• **PROBLEM STATEMENT**:
Copy out each line of the material below that holds the string "przechodzącej".

• **DATA SUPPLIED**:
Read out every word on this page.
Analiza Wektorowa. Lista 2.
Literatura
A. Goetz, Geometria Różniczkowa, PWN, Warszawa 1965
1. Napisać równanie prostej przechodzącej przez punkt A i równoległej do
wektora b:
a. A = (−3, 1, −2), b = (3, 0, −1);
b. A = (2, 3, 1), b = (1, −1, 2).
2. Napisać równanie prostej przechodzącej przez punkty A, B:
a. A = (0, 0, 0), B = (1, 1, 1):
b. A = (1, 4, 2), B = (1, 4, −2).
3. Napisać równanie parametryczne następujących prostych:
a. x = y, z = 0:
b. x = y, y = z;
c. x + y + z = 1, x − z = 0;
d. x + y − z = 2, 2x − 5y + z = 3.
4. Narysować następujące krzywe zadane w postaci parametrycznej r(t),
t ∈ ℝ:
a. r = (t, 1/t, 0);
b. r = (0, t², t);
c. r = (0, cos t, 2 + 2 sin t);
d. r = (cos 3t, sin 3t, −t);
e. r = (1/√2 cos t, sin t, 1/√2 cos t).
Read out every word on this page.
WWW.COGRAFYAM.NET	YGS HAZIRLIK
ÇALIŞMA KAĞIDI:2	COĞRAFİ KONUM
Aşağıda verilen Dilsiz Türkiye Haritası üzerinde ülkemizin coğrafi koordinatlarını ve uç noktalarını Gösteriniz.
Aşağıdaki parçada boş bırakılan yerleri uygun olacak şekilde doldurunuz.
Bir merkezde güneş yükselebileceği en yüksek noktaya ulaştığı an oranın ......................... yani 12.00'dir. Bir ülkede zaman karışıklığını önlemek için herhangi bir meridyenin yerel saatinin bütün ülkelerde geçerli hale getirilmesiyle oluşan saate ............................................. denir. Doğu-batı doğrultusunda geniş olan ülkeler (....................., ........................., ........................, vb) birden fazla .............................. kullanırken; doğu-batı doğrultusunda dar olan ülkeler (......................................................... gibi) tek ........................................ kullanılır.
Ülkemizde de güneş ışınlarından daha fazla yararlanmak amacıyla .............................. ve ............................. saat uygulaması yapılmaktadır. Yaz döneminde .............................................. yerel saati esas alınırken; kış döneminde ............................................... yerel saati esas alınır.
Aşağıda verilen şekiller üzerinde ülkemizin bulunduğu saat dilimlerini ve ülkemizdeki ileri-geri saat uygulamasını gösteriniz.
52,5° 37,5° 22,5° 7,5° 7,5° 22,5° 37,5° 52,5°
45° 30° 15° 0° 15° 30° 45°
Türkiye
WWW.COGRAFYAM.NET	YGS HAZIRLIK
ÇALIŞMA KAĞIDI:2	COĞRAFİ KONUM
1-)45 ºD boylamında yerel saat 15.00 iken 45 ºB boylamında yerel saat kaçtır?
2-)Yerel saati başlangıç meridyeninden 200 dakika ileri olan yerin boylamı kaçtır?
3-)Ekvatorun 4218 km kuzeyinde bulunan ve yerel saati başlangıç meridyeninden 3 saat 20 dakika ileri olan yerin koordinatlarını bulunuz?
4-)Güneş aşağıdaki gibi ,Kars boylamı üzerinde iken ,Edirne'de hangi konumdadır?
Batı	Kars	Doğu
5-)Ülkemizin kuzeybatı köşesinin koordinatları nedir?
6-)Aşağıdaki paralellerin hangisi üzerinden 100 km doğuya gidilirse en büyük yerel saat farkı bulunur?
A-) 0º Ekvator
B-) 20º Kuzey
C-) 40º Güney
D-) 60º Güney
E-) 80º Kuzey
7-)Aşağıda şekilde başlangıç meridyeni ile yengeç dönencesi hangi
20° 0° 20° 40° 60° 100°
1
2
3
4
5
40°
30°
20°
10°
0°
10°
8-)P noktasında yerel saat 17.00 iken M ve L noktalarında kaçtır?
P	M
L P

• **CORRECT RESULT**:
1. Napisać równanie prostej przechodzącej przez punkt A i równoległej do
2. Napisać równanie prostej przechodzącej przez punkty A, B:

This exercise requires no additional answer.